#### [Task goal]
Write out every record in full, exactly as written, please.

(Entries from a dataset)
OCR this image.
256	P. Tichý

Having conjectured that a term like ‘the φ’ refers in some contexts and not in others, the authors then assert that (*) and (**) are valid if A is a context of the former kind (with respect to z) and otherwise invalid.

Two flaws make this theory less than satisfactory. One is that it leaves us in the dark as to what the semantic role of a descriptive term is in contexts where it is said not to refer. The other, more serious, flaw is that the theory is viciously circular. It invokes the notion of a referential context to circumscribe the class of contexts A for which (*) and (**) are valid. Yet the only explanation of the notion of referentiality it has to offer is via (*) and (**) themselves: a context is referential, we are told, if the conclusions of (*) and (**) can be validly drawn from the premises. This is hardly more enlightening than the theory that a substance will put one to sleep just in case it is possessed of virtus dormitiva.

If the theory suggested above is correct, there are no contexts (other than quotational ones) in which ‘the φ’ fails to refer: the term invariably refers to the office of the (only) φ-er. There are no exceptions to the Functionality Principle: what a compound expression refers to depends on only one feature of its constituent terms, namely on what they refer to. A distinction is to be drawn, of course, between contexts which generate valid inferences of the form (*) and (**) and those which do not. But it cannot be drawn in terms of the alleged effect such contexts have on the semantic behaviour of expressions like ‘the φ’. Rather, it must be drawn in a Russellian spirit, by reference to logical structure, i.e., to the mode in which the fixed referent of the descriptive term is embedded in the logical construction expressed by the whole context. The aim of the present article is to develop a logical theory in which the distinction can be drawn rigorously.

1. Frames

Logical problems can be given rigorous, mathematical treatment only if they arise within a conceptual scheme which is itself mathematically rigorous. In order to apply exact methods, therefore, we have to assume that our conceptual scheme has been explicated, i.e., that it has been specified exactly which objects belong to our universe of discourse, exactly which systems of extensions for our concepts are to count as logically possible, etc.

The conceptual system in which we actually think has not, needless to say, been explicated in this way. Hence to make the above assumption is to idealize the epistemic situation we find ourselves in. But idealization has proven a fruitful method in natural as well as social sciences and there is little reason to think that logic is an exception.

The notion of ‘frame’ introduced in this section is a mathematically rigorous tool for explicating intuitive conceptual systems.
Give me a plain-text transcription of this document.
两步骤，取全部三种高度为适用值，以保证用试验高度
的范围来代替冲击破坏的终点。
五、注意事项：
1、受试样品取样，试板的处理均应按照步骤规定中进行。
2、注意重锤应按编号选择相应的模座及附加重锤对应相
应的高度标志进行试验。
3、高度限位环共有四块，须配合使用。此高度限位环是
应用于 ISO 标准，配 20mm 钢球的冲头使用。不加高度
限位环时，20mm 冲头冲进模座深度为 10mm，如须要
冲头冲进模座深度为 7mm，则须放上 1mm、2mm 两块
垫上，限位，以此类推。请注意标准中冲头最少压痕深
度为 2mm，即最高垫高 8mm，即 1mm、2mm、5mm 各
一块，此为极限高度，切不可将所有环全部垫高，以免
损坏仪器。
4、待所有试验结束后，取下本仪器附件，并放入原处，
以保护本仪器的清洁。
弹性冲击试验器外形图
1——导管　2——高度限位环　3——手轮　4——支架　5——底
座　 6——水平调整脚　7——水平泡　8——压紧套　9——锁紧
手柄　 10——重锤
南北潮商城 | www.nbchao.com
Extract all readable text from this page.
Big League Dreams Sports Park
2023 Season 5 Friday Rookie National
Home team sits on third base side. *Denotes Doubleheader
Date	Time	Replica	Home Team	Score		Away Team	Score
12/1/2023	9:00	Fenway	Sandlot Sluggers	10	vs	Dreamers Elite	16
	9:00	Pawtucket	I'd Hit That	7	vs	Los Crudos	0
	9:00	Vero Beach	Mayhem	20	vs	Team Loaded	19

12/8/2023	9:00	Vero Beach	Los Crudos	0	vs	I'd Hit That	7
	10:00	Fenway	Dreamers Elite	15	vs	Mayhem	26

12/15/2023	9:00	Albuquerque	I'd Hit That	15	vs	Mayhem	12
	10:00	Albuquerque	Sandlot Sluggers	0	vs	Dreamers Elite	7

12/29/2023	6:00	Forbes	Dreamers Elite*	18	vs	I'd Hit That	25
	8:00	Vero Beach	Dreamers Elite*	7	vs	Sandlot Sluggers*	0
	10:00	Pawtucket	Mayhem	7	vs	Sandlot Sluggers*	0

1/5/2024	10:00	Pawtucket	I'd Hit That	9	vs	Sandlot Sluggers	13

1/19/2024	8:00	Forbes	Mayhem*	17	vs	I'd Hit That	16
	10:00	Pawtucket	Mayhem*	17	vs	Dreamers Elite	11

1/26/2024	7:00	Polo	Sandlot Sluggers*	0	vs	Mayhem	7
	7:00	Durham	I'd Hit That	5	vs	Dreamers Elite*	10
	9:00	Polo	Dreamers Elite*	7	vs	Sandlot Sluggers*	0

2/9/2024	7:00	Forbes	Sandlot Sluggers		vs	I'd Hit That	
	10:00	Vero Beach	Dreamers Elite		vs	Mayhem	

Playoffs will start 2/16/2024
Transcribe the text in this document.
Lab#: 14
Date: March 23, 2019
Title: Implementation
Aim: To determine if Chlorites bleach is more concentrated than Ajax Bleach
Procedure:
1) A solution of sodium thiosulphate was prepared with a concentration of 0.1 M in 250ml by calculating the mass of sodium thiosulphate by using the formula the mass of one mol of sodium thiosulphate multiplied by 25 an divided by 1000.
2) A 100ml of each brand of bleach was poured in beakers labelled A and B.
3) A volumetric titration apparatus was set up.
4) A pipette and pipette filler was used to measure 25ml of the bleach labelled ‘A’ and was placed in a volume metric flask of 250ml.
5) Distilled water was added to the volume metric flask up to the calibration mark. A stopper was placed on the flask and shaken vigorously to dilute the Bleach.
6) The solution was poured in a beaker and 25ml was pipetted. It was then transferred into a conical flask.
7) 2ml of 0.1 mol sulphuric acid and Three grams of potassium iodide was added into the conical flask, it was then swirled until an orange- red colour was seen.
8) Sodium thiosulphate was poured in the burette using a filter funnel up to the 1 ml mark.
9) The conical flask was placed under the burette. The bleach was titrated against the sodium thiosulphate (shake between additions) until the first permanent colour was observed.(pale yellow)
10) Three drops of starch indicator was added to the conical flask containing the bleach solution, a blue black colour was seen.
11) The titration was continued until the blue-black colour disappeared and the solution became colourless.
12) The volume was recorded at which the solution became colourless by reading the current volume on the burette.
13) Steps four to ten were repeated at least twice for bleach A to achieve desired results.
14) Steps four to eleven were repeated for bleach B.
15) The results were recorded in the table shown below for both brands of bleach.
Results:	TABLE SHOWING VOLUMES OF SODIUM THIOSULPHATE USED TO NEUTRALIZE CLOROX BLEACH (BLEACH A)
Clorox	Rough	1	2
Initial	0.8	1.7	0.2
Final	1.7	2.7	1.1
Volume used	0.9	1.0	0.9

#### [Task response]
OCR this image.
256	P. Tichý

Having conjectured that a term like ‘the φ’ refers in some contexts and not in others, the authors then assert that (*) and (**) are valid if A is a context of the former kind (with respect to z) and otherwise invalid.

Two flaws make this theory less than satisfactory. One is that it leaves us in the dark as to what the semantic role of a descriptive term is in contexts where it is said not to refer. The other, more serious, flaw is that the theory is viciously circular. It invokes the notion of a referential context to circumscribe the class of contexts A for which (*) and (**) are valid. Yet the only explanation of the notion of referentiality it has to offer is via (*) and (**) themselves: a context is referential, we are told, if the conclusions of (*) and (**) can be validly drawn from the premises. This is hardly more enlightening than the theory that a substance will put one to sleep just in case it is possessed of virtus dormitiva.

If the theory suggested above is correct, there are no contexts (other than quotational ones) in which ‘the φ’ fails to refer: the term invariably refers to the office of the (only) φ-er. There are no exceptions to the Functionality Principle: what a compound expression refers to depends on only one feature of its constituent terms, namely on what they refer to. A distinction is to be drawn, of course, between contexts which generate valid inferences of the form (*) and (**) and those which do not. But it cannot be drawn in terms of the alleged effect such contexts have on the semantic behaviour of expressions like ‘the φ’. Rather, it must be drawn in a Russellian spirit, by reference to logical structure, i.e., to the mode in which the fixed referent of the descriptive term is embedded in the logical construction expressed by the whole context. The aim of the present article is to develop a logical theory in which the distinction can be drawn rigorously.

1. Frames

Logical problems can be given rigorous, mathematical treatment only if they arise within a conceptual scheme which is itself mathematically rigorous. In order to apply exact methods, therefore, we have to assume that our conceptual scheme has been explicated, i.e., that it has been specified exactly which objects belong to our universe of discourse, exactly which systems of extensions for our concepts are to count as logically possible, etc.

The conceptual system in which we actually think has not, needless to say, been explicated in this way. Hence to make the above assumption is to idealize the epistemic situation we find ourselves in. But idealization has proven a fruitful method in natural as well as social sciences and there is little reason to think that logic is an exception.

The notion of ‘frame’ introduced in this section is a mathematically rigorous tool for explicating intuitive conceptual systems.
Give me a plain-text transcription of this document.
两步骤，取全部三种高度为适用值，以保证用试验高度
的范围来代替冲击破坏的终点。
五、注意事项：
1、受试样品取样，试板的处理均应按照步骤规定中进行。
2、注意重锤应按编号选择相应的模座及附加重锤对应相
应的高度标志进行试验。
3、高度限位环共有四块，须配合使用。此高度限位环是
应用于 ISO 标准，配 20mm 钢球的冲头使用。不加高度
限位环时，20mm 冲头冲进模座深度为 10mm，如须要
冲头冲进模座深度为 7mm，则须放上 1mm、2mm 两块
垫上，限位，以此类推。请注意标准中冲头最少压痕深
度为 2mm，即最高垫高 8mm，即 1mm、2mm、5mm 各
一块，此为极限高度，切不可将所有环全部垫高，以免
损坏仪器。
4、待所有试验结束后，取下本仪器附件，并放入原处，
以保护本仪器的清洁。
弹性冲击试验器外形图
1——导管　2——高度限位环　3——手轮　4——支架　5——底
座　 6——水平调整脚　7——水平泡　8——压紧套　9——锁紧
手柄　 10——重锤
南北潮商城 | www.nbchao.com
Extract all readable text from this page.
Big League Dreams Sports Park
2023 Season 5 Friday Rookie National
Home team sits on third base side. *Denotes Doubleheader
Date	Time	Replica	Home Team	Score		Away Team	Score
12/1/2023	9:00	Fenway	Sandlot Sluggers	10	vs	Dreamers Elite	16
	9:00	Pawtucket	I'd Hit That	7	vs	Los Crudos	0
	9:00	Vero Beach	Mayhem	20	vs	Team Loaded	19

12/8/2023	9:00	Vero Beach	Los Crudos	0	vs	I'd Hit That	7
	10:00	Fenway	Dreamers Elite	15	vs	Mayhem	26

12/15/2023	9:00	Albuquerque	I'd Hit That	15	vs	Mayhem	12
	10:00	Albuquerque	Sandlot Sluggers	0	vs	Dreamers Elite	7

12/29/2023	6:00	Forbes	Dreamers Elite*	18	vs	I'd Hit That	25
	8:00	Vero Beach	Dreamers Elite*	7	vs	Sandlot Sluggers*	0
	10:00	Pawtucket	Mayhem	7	vs	Sandlot Sluggers*	0

1/5/2024	10:00	Pawtucket	I'd Hit That	9	vs	Sandlot Sluggers	13

1/19/2024	8:00	Forbes	Mayhem*	17	vs	I'd Hit That	16
	10:00	Pawtucket	Mayhem*	17	vs	Dreamers Elite	11

1/26/2024	7:00	Polo	Sandlot Sluggers*	0	vs	Mayhem	7
	7:00	Durham	I'd Hit That	5	vs	Dreamers Elite*	10
	9:00	Polo	Dreamers Elite*	7	vs	Sandlot Sluggers*	0

2/9/2024	7:00	Forbes	Sandlot Sluggers		vs	I'd Hit That	
	10:00	Vero Beach	Dreamers Elite		vs	Mayhem	

Playoffs will start 2/16/2024
Transcribe the text in this document.
Lab#: 14
Date: March 23, 2019
Title: Implementation
Aim: To determine if Chlorites bleach is more concentrated than Ajax Bleach
Procedure:
1) A solution of sodium thiosulphate was prepared with a concentration of 0.1 M in 250ml by calculating the mass of sodium thiosulphate by using the formula the mass of one mol of sodium thiosulphate multiplied by 25 an divided by 1000.
2) A 100ml of each brand of bleach was poured in beakers labelled A and B.
3) A volumetric titration apparatus was set up.
4) A pipette and pipette filler was used to measure 25ml of the bleach labelled ‘A’ and was placed in a volume metric flask of 250ml.
5) Distilled water was added to the volume metric flask up to the calibration mark. A stopper was placed on the flask and shaken vigorously to dilute the Bleach.
6) The solution was poured in a beaker and 25ml was pipetted. It was then transferred into a conical flask.
7) 2ml of 0.1 mol sulphuric acid and Three grams of potassium iodide was added into the conical flask, it was then swirled until an orange- red colour was seen.
8) Sodium thiosulphate was poured in the burette using a filter funnel up to the 1 ml mark.
9) The conical flask was placed under the burette. The bleach was titrated against the sodium thiosulphate (shake between additions) until the first permanent colour was observed.(pale yellow)
10) Three drops of starch indicator was added to the conical flask containing the bleach solution, a blue black colour was seen.
11) The titration was continued until the blue-black colour disappeared and the solution became colourless.
12) The volume was recorded at which the solution became colourless by reading the current volume on the burette.
13) Steps four to ten were repeated at least twice for bleach A to achieve desired results.
14) Steps four to eleven were repeated for bleach B.
15) The results were recorded in the table shown below for both brands of bleach.
Results:	TABLE SHOWING VOLUMES OF SODIUM THIOSULPHATE USED TO NEUTRALIZE CLOROX BLEACH (BLEACH A)
Clorox	Rough	1	2
Initial	0.8	1.7	0.2
Final	1.7	2.7	1.1
Volume used	0.9	1.0	0.9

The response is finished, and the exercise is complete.